#### Data supplied ####

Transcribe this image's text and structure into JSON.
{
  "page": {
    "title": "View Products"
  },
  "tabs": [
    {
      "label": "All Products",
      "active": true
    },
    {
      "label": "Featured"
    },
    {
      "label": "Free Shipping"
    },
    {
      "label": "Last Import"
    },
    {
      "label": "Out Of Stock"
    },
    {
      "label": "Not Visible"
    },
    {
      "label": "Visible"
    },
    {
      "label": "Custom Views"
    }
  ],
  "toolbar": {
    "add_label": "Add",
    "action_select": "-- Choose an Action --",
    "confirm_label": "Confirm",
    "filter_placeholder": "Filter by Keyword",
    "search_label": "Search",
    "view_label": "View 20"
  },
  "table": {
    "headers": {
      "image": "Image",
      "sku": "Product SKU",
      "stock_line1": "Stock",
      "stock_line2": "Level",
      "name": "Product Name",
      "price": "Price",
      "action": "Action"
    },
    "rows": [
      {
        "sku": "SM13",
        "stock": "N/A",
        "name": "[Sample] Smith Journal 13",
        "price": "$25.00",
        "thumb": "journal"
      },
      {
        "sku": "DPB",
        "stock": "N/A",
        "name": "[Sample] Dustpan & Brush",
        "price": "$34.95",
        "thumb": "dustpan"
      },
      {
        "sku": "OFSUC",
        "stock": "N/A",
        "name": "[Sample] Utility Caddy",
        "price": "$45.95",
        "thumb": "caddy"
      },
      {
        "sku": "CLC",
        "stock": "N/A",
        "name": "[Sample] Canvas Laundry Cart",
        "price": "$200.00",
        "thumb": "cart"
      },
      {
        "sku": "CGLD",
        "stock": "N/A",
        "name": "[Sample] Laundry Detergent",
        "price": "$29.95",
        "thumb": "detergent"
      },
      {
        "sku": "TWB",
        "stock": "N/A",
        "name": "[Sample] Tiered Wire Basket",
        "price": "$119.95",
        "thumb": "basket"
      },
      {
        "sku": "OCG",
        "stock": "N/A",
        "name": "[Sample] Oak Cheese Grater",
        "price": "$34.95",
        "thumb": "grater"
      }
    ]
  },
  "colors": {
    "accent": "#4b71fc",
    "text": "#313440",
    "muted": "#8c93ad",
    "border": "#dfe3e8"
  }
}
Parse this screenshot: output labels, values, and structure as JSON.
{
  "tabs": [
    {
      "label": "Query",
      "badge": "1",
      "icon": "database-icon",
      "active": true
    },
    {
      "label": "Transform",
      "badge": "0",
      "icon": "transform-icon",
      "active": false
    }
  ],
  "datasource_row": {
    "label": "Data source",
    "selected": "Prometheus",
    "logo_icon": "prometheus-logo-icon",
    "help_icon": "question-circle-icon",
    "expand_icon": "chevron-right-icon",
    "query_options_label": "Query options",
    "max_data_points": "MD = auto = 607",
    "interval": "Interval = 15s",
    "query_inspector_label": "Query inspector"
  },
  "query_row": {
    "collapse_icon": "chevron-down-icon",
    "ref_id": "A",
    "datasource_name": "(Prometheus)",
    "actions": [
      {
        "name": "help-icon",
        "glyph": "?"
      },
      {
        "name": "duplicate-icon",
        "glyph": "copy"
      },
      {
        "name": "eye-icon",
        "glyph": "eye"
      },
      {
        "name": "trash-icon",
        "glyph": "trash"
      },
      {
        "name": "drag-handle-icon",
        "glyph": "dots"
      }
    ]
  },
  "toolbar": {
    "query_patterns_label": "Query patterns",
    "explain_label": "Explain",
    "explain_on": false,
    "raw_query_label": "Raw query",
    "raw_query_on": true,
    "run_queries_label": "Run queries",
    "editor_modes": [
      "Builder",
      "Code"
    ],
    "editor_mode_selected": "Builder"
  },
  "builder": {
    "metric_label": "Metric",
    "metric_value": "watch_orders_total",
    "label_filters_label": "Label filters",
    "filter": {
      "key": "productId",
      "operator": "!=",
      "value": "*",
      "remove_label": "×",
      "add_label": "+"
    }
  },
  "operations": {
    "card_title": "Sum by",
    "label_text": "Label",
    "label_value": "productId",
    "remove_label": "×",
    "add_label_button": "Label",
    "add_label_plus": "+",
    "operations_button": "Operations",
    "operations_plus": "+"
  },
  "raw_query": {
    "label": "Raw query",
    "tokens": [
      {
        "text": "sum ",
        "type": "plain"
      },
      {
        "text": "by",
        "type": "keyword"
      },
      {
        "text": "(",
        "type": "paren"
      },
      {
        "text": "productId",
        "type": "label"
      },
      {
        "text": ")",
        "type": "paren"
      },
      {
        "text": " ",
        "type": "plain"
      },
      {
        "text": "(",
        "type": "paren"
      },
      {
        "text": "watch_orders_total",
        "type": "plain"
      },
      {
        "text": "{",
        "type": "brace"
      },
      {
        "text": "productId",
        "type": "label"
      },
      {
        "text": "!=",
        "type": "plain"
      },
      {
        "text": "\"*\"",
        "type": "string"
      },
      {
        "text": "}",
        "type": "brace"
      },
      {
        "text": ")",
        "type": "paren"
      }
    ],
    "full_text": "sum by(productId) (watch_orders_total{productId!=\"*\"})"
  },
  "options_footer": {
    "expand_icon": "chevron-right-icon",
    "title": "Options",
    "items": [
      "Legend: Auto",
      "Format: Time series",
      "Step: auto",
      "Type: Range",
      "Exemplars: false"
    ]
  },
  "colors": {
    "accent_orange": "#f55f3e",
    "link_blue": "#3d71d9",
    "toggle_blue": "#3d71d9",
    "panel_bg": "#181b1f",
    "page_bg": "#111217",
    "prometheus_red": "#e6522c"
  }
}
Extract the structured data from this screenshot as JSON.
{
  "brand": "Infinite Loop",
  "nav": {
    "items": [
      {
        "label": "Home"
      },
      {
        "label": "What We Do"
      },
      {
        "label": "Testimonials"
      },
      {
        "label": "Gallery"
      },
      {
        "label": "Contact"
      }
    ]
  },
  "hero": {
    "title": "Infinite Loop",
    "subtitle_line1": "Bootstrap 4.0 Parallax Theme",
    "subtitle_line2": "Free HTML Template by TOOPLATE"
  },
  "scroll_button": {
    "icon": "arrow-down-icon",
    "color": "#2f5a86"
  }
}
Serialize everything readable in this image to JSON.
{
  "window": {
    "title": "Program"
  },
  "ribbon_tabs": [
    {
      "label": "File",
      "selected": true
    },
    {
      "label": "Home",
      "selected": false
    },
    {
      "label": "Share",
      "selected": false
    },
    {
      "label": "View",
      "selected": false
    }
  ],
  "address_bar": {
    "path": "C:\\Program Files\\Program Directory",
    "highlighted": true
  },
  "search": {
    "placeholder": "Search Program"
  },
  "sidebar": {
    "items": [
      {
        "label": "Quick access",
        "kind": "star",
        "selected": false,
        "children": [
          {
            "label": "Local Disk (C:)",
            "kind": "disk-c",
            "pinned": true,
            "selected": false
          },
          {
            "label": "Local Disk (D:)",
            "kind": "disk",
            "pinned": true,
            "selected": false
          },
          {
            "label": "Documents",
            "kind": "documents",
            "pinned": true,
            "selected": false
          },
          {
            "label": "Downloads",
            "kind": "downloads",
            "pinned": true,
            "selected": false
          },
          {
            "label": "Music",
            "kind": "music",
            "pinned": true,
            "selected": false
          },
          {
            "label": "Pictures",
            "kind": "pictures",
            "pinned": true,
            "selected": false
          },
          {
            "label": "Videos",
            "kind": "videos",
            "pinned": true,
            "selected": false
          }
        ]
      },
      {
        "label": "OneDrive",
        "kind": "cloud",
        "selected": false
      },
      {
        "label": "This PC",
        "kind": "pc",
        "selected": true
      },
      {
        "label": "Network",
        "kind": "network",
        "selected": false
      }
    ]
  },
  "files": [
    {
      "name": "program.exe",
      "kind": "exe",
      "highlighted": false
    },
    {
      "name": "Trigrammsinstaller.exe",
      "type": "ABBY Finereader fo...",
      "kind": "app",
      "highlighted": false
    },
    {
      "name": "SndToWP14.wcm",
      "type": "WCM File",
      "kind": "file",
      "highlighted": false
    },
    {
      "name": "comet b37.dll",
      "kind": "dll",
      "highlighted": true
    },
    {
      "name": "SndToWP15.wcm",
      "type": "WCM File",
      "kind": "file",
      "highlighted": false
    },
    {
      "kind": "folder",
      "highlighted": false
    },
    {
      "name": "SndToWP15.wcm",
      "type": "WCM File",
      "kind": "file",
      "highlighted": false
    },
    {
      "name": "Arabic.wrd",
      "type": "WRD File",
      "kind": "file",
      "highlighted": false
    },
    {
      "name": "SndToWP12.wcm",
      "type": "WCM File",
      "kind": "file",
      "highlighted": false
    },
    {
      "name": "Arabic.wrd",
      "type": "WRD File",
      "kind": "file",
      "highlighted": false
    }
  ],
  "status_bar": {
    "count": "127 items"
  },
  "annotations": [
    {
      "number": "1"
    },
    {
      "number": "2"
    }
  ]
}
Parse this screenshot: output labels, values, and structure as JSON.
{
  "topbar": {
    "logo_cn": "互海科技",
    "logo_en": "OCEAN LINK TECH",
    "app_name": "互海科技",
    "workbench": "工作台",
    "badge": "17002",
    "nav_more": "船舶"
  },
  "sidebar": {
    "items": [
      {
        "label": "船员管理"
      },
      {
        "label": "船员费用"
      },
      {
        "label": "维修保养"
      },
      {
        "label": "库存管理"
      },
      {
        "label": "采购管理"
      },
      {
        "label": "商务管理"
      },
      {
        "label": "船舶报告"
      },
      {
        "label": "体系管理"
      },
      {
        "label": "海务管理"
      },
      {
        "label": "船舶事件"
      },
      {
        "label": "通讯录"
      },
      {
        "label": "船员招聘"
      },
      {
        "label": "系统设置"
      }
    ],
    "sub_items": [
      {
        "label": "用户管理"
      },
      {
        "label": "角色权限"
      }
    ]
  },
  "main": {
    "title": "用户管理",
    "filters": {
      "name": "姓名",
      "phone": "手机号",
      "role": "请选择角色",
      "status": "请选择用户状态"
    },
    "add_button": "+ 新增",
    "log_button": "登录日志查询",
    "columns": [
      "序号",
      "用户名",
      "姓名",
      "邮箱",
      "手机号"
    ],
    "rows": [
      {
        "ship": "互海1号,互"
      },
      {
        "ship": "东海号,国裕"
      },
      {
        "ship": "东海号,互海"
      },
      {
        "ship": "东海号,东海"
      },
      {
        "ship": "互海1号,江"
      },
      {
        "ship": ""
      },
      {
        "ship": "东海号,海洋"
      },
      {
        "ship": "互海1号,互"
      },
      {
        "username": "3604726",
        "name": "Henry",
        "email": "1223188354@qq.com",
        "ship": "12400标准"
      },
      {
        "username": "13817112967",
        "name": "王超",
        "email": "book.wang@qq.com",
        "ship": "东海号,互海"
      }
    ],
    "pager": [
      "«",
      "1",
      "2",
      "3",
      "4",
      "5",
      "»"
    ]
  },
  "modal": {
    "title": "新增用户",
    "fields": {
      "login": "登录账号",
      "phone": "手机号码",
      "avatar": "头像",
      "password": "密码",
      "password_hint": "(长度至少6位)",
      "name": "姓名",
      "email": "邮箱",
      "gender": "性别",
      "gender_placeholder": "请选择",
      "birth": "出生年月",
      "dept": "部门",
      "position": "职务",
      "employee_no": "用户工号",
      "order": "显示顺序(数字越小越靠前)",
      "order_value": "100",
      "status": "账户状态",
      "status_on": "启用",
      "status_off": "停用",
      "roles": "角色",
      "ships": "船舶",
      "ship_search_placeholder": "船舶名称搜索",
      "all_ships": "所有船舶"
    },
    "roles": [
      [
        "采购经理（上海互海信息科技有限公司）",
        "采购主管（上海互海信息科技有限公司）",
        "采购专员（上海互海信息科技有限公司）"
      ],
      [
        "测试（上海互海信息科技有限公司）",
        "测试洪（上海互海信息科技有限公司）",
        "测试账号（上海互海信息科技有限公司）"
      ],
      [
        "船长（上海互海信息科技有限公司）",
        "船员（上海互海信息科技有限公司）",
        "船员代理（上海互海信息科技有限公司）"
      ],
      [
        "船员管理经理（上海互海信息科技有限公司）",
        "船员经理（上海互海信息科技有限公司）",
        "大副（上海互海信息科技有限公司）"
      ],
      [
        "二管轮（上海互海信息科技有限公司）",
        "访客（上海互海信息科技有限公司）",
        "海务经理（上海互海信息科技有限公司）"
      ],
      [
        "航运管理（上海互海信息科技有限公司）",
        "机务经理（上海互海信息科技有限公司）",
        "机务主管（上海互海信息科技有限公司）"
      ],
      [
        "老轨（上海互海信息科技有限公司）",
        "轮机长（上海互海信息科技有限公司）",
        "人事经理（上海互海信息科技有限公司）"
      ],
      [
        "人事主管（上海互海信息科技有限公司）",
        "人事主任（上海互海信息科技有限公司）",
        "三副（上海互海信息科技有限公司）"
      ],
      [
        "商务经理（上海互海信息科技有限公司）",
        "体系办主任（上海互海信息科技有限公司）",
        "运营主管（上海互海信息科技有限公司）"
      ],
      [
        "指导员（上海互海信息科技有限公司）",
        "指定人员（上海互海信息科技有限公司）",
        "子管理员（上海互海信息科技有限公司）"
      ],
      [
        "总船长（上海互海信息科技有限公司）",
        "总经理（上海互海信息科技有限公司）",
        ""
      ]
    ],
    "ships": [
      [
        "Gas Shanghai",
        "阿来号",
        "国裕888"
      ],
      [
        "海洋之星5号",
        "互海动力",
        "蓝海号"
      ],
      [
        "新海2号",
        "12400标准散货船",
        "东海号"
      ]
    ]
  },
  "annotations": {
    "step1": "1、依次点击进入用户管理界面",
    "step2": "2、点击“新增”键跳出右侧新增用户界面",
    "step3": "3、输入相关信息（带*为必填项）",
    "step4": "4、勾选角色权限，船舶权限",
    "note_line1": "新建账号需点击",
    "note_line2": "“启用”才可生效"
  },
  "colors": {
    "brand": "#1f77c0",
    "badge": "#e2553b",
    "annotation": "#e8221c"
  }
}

####

To do:
Show the lines of the records that contain the word "glyph".

The completed task:
        "glyph": "?"
        "glyph": "copy"
        "glyph": "eye"
        "glyph": "trash"
        "glyph": "dots"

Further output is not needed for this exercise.